(Data entries)
────────────────────────────────────────
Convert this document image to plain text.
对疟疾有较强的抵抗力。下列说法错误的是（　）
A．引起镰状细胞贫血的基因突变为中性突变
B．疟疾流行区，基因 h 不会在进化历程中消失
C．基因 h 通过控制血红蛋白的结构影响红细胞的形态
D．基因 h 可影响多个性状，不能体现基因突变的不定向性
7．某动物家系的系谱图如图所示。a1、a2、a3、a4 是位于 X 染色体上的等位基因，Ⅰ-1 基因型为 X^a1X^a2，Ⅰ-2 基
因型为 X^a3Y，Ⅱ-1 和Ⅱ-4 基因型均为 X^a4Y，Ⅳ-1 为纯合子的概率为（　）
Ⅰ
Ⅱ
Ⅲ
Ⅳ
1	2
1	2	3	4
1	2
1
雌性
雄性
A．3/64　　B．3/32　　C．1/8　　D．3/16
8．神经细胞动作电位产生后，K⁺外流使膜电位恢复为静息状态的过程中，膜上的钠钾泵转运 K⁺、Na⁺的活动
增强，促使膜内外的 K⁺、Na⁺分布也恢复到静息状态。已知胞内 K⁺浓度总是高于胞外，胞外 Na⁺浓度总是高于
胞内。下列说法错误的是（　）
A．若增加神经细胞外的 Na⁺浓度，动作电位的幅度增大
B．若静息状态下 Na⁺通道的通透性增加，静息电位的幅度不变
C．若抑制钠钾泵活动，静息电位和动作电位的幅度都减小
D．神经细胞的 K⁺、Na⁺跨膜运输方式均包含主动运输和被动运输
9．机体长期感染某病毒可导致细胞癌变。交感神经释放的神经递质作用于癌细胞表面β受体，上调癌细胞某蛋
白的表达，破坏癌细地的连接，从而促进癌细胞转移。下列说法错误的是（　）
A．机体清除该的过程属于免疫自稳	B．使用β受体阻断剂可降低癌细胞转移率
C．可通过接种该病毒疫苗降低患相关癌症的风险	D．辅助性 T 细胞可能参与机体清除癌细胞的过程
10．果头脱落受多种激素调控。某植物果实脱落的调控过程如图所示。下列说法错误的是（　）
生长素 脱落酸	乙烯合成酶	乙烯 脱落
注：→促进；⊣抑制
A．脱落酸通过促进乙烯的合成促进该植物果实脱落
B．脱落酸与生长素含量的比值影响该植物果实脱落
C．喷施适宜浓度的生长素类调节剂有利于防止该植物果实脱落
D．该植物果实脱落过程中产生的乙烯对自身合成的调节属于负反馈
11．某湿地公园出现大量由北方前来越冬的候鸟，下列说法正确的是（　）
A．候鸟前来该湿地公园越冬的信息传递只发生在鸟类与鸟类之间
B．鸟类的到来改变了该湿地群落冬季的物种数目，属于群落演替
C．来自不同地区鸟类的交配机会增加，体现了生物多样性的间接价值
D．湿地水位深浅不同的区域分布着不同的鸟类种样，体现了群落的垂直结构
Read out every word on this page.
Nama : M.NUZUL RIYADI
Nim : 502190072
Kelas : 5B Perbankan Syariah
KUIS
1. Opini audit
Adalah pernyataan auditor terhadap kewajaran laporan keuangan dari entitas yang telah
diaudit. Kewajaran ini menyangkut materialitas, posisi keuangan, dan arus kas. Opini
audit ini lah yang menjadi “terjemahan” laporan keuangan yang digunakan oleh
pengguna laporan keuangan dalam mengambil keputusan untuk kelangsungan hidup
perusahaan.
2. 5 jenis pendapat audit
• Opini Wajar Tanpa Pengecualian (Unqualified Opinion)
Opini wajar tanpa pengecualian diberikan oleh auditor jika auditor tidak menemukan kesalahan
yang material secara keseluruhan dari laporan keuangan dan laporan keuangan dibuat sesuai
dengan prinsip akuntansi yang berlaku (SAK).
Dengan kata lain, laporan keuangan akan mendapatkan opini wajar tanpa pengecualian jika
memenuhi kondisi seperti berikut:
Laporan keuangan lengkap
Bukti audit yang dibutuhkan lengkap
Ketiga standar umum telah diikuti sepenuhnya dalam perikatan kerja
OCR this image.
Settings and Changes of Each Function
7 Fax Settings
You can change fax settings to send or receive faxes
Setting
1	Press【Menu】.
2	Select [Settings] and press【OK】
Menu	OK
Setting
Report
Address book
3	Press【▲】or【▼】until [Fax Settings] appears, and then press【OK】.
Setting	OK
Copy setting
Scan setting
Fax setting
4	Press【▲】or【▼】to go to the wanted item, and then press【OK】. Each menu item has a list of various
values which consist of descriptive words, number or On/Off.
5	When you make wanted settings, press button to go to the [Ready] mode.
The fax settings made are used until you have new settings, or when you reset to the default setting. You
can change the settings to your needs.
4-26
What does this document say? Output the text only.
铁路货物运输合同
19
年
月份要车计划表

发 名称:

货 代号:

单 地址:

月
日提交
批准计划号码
────────────────────────────────────────
_What needs to be done_
Each line from the one containing "What does this" to the end of the listing above should be copied exactly, and nothing else.

_Finished exercise_
What does this document say? Output the text only.
铁路货物运输合同
19
年
月份要车计划表

发 名称:

货 代号:

单 地址:

月
日提交
批准计划号码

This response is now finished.